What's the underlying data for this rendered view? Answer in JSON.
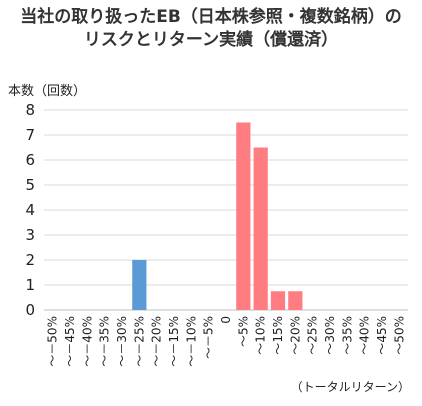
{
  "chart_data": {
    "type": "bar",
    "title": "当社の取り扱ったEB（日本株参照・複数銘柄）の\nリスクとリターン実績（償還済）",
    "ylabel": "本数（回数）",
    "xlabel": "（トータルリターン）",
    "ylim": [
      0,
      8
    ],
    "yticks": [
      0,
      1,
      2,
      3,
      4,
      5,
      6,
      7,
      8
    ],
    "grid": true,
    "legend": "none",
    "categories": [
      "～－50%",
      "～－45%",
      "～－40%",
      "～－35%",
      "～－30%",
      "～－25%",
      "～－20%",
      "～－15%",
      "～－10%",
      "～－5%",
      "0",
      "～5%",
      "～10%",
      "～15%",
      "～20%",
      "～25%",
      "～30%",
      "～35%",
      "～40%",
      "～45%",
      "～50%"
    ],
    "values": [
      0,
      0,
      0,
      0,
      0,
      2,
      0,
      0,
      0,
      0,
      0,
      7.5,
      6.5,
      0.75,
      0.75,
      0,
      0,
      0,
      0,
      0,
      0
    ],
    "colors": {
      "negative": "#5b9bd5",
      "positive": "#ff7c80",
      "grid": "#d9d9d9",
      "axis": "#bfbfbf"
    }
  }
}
::::::
# STATED TASK
Quote the records above exactly, leaving out any pictures.

# TASK SOLUTION
What's the underlying data for this rendered view? Answer in JSON.
{
  "chart_data": {
    "type": "bar",
    "title": "当社の取り扱ったEB（日本株参照・複数銘柄）の\nリスクとリターン実績（償還済）",
    "ylabel": "本数（回数）",
    "xlabel": "（トータルリターン）",
    "ylim": [
      0,
      8
    ],
    "yticks": [
      0,
      1,
      2,
      3,
      4,
      5,
      6,
      7,
      8
    ],
    "grid": true,
    "legend": "none",
    "categories": [
      "～－50%",
      "～－45%",
      "～－40%",
      "～－35%",
      "～－30%",
      "～－25%",
      "～－20%",
      "～－15%",
      "～－10%",
      "～－5%",
      "0",
      "～5%",
      "～10%",
      "～15%",
      "～20%",
      "～25%",
      "～30%",
      "～35%",
      "～40%",
      "～45%",
      "～50%"
    ],
    "values": [
      0,
      0,
      0,
      0,
      0,
      2,
      0,
      0,
      0,
      0,
      0,
      7.5,
      6.5,
      0.75,
      0.75,
      0,
      0,
      0,
      0,
      0,
      0
    ],
    "colors": {
      "negative": "#5b9bd5",
      "positive": "#ff7c80",
      "grid": "#d9d9d9",
      "axis": "#bfbfbf"
    }
  }
}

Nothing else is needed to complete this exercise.